- Exercise directions
Copy out every record below with complete accuracy.

- Records to use
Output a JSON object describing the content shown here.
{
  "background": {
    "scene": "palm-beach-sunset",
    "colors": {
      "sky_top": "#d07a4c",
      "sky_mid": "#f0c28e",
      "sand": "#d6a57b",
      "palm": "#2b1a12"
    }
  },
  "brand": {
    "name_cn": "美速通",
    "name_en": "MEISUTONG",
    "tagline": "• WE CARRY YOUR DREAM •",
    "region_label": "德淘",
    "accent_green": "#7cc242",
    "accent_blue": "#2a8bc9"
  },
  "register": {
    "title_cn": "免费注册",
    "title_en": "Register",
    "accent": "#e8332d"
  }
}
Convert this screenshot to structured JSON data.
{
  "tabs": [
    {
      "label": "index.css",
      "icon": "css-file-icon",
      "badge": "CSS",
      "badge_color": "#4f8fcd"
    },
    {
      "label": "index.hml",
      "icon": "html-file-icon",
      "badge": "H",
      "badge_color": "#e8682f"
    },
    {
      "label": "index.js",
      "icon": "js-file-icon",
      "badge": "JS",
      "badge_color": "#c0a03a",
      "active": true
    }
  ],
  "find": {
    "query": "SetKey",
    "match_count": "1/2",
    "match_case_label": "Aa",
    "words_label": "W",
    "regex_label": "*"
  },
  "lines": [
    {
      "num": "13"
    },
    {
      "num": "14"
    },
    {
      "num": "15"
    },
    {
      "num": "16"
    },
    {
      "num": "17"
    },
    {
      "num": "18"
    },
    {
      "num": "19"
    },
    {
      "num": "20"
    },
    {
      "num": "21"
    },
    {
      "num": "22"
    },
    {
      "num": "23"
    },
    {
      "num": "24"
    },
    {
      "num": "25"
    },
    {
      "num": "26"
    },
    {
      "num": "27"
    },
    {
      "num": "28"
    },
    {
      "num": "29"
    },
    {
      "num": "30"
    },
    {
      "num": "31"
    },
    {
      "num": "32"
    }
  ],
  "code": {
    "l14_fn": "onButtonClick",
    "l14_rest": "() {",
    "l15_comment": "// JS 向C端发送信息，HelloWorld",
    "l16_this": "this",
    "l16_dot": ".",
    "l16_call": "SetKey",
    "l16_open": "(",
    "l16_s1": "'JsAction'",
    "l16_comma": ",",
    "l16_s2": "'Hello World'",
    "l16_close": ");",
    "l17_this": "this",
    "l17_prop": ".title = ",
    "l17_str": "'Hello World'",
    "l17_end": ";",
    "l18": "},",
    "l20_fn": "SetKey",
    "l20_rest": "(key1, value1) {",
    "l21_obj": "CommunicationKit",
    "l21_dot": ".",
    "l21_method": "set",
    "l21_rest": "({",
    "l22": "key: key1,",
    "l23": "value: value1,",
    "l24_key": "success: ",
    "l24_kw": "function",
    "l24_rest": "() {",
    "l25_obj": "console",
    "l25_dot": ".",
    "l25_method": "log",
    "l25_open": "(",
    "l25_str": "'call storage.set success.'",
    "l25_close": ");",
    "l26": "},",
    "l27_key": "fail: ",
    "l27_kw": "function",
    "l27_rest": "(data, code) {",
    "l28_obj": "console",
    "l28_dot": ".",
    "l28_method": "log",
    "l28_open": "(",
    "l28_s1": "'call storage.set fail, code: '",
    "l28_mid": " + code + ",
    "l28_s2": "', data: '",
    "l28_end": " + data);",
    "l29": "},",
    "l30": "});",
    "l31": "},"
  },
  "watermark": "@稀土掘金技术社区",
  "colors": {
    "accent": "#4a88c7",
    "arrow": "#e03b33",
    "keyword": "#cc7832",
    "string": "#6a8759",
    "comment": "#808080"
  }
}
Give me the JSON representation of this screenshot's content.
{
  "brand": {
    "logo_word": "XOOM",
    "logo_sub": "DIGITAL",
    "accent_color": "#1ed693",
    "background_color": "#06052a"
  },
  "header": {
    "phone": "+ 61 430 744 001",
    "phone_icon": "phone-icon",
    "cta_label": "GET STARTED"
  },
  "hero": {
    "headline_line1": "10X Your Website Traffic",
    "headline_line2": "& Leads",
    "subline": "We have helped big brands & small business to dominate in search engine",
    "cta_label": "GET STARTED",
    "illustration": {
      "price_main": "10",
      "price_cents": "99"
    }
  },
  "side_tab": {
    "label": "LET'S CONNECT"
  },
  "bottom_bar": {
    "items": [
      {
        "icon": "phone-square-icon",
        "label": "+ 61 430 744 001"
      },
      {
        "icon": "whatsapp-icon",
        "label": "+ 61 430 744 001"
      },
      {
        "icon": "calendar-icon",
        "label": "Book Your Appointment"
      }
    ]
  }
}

- Finished exercise
Output a JSON object describing the content shown here.
{
  "background": {
    "scene": "palm-beach-sunset",
    "colors": {
      "sky_top": "#d07a4c",
      "sky_mid": "#f0c28e",
      "sand": "#d6a57b",
      "palm": "#2b1a12"
    }
  },
  "brand": {
    "name_cn": "美速通",
    "name_en": "MEISUTONG",
    "tagline": "• WE CARRY YOUR DREAM •",
    "region_label": "德淘",
    "accent_green": "#7cc242",
    "accent_blue": "#2a8bc9"
  },
  "register": {
    "title_cn": "免费注册",
    "title_en": "Register",
    "accent": "#e8332d"
  }
}
Convert this screenshot to structured JSON data.
{
  "tabs": [
    {
      "label": "index.css",
      "icon": "css-file-icon",
      "badge": "CSS",
      "badge_color": "#4f8fcd"
    },
    {
      "label": "index.hml",
      "icon": "html-file-icon",
      "badge": "H",
      "badge_color": "#e8682f"
    },
    {
      "label": "index.js",
      "icon": "js-file-icon",
      "badge": "JS",
      "badge_color": "#c0a03a",
      "active": true
    }
  ],
  "find": {
    "query": "SetKey",
    "match_count": "1/2",
    "match_case_label": "Aa",
    "words_label": "W",
    "regex_label": "*"
  },
  "lines": [
    {
      "num": "13"
    },
    {
      "num": "14"
    },
    {
      "num": "15"
    },
    {
      "num": "16"
    },
    {
      "num": "17"
    },
    {
      "num": "18"
    },
    {
      "num": "19"
    },
    {
      "num": "20"
    },
    {
      "num": "21"
    },
    {
      "num": "22"
    },
    {
      "num": "23"
    },
    {
      "num": "24"
    },
    {
      "num": "25"
    },
    {
      "num": "26"
    },
    {
      "num": "27"
    },
    {
      "num": "28"
    },
    {
      "num": "29"
    },
    {
      "num": "30"
    },
    {
      "num": "31"
    },
    {
      "num": "32"
    }
  ],
  "code": {
    "l14_fn": "onButtonClick",
    "l14_rest": "() {",
    "l15_comment": "// JS 向C端发送信息，HelloWorld",
    "l16_this": "this",
    "l16_dot": ".",
    "l16_call": "SetKey",
    "l16_open": "(",
    "l16_s1": "'JsAction'",
    "l16_comma": ",",
    "l16_s2": "'Hello World'",
    "l16_close": ");",
    "l17_this": "this",
    "l17_prop": ".title = ",
    "l17_str": "'Hello World'",
    "l17_end": ";",
    "l18": "},",
    "l20_fn": "SetKey",
    "l20_rest": "(key1, value1) {",
    "l21_obj": "CommunicationKit",
    "l21_dot": ".",
    "l21_method": "set",
    "l21_rest": "({",
    "l22": "key: key1,",
    "l23": "value: value1,",
    "l24_key": "success: ",
    "l24_kw": "function",
    "l24_rest": "() {",
    "l25_obj": "console",
    "l25_dot": ".",
    "l25_method": "log",
    "l25_open": "(",
    "l25_str": "'call storage.set success.'",
    "l25_close": ");",
    "l26": "},",
    "l27_key": "fail: ",
    "l27_kw": "function",
    "l27_rest": "(data, code) {",
    "l28_obj": "console",
    "l28_dot": ".",
    "l28_method": "log",
    "l28_open": "(",
    "l28_s1": "'call storage.set fail, code: '",
    "l28_mid": " + code + ",
    "l28_s2": "', data: '",
    "l28_end": " + data);",
    "l29": "},",
    "l30": "});",
    "l31": "},"
  },
  "watermark": "@稀土掘金技术社区",
  "colors": {
    "accent": "#4a88c7",
    "arrow": "#e03b33",
    "keyword": "#cc7832",
    "string": "#6a8759",
    "comment": "#808080"
  }
}
Give me the JSON representation of this screenshot's content.
{
  "brand": {
    "logo_word": "XOOM",
    "logo_sub": "DIGITAL",
    "accent_color": "#1ed693",
    "background_color": "#06052a"
  },
  "header": {
    "phone": "+ 61 430 744 001",
    "phone_icon": "phone-icon",
    "cta_label": "GET STARTED"
  },
  "hero": {
    "headline_line1": "10X Your Website Traffic",
    "headline_line2": "& Leads",
    "subline": "We have helped big brands & small business to dominate in search engine",
    "cta_label": "GET STARTED",
    "illustration": {
      "price_main": "10",
      "price_cents": "99"
    }
  },
  "side_tab": {
    "label": "LET'S CONNECT"
  },
  "bottom_bar": {
    "items": [
      {
        "icon": "phone-square-icon",
        "label": "+ 61 430 744 001"
      },
      {
        "icon": "whatsapp-icon",
        "label": "+ 61 430 744 001"
      },
      {
        "icon": "calendar-icon",
        "label": "Book Your Appointment"
      }
    ]
  }
}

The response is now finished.